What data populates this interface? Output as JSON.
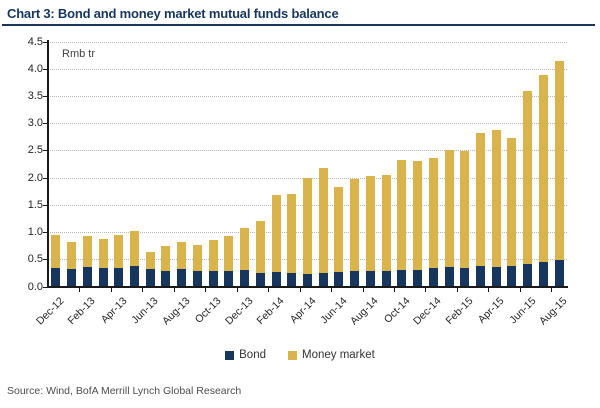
{
  "header": {
    "title": "Chart 3: Bond and money market mutual funds balance"
  },
  "footer": {
    "source": "Source: Wind, BofA Merrill Lynch Global Research"
  },
  "colors": {
    "title": "#17365D",
    "title_rule": "#17365D",
    "bond": "#17365D",
    "money_market": "#D9B34C",
    "axis": "#1a1a1a",
    "gridline": "#b9b9b9"
  },
  "chart_data": {
    "type": "bar",
    "stacked": true,
    "title": "Chart 3: Bond and money market mutual funds balance",
    "unit_label": "Rmb tr",
    "xlabel": "",
    "ylabel": "Rmb tr",
    "ylim": [
      0,
      4.5
    ],
    "y_tick_labels": [
      "0.0",
      "0.5",
      "1.0",
      "1.5",
      "2.0",
      "2.5",
      "3.0",
      "3.5",
      "4.0",
      "4.5"
    ],
    "grid": "horizontal dotted",
    "legend_position": "bottom center",
    "label_every_n_categories": 2,
    "categories": [
      "Dec-12",
      "Jan-13",
      "Feb-13",
      "Mar-13",
      "Apr-13",
      "May-13",
      "Jun-13",
      "Jul-13",
      "Aug-13",
      "Sep-13",
      "Oct-13",
      "Nov-13",
      "Dec-13",
      "Jan-14",
      "Feb-14",
      "Mar-14",
      "Apr-14",
      "May-14",
      "Jun-14",
      "Jul-14",
      "Aug-14",
      "Sep-14",
      "Oct-14",
      "Nov-14",
      "Dec-14",
      "Jan-15",
      "Feb-15",
      "Mar-15",
      "Apr-15",
      "May-15",
      "Jun-15",
      "Jul-15",
      "Aug-15"
    ],
    "series": [
      {
        "name": "Bond",
        "color": "#17365D",
        "values": [
          0.35,
          0.33,
          0.36,
          0.34,
          0.35,
          0.39,
          0.33,
          0.3,
          0.33,
          0.29,
          0.29,
          0.29,
          0.32,
          0.26,
          0.28,
          0.26,
          0.24,
          0.26,
          0.27,
          0.29,
          0.29,
          0.29,
          0.31,
          0.31,
          0.34,
          0.36,
          0.35,
          0.38,
          0.37,
          0.39,
          0.42,
          0.45,
          0.49
        ]
      },
      {
        "name": "Money market",
        "color": "#D9B34C",
        "values": [
          0.6,
          0.5,
          0.57,
          0.55,
          0.6,
          0.63,
          0.32,
          0.45,
          0.5,
          0.48,
          0.58,
          0.64,
          0.77,
          0.96,
          1.41,
          1.45,
          1.77,
          1.92,
          1.57,
          1.69,
          1.75,
          1.76,
          2.02,
          2.01,
          2.03,
          2.15,
          2.15,
          2.45,
          2.51,
          2.34,
          3.18,
          3.45,
          3.66
        ]
      }
    ]
  }
}
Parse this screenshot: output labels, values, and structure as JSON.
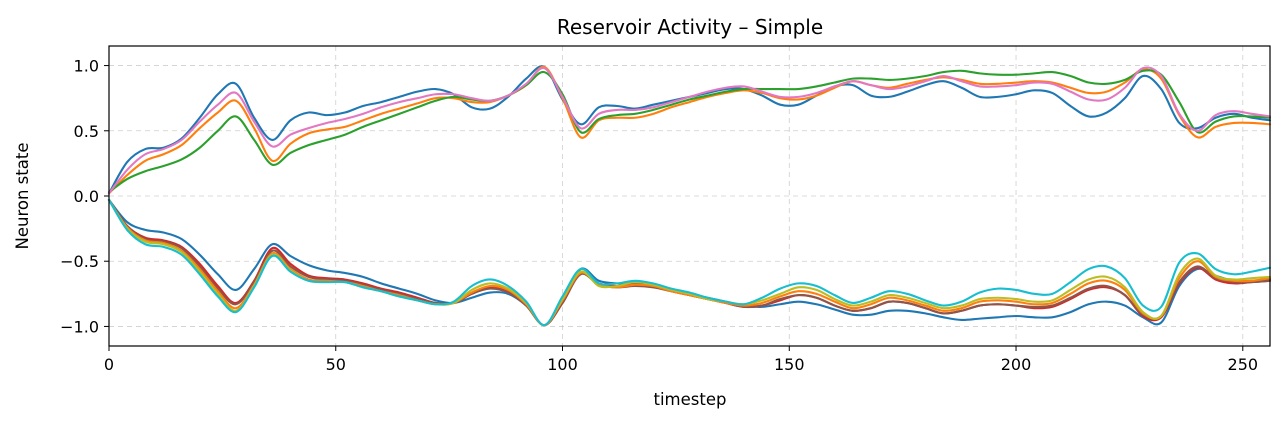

◇ ◇ ◇

> _Aim_: Select from the material above each line in which the string "mutual" appears, and list those lines.

> _Complete response_:
    "title": "Chart 3: Bond and money market mutual funds balance"
    "title": "Chart 3: Bond and money market mutual funds balance",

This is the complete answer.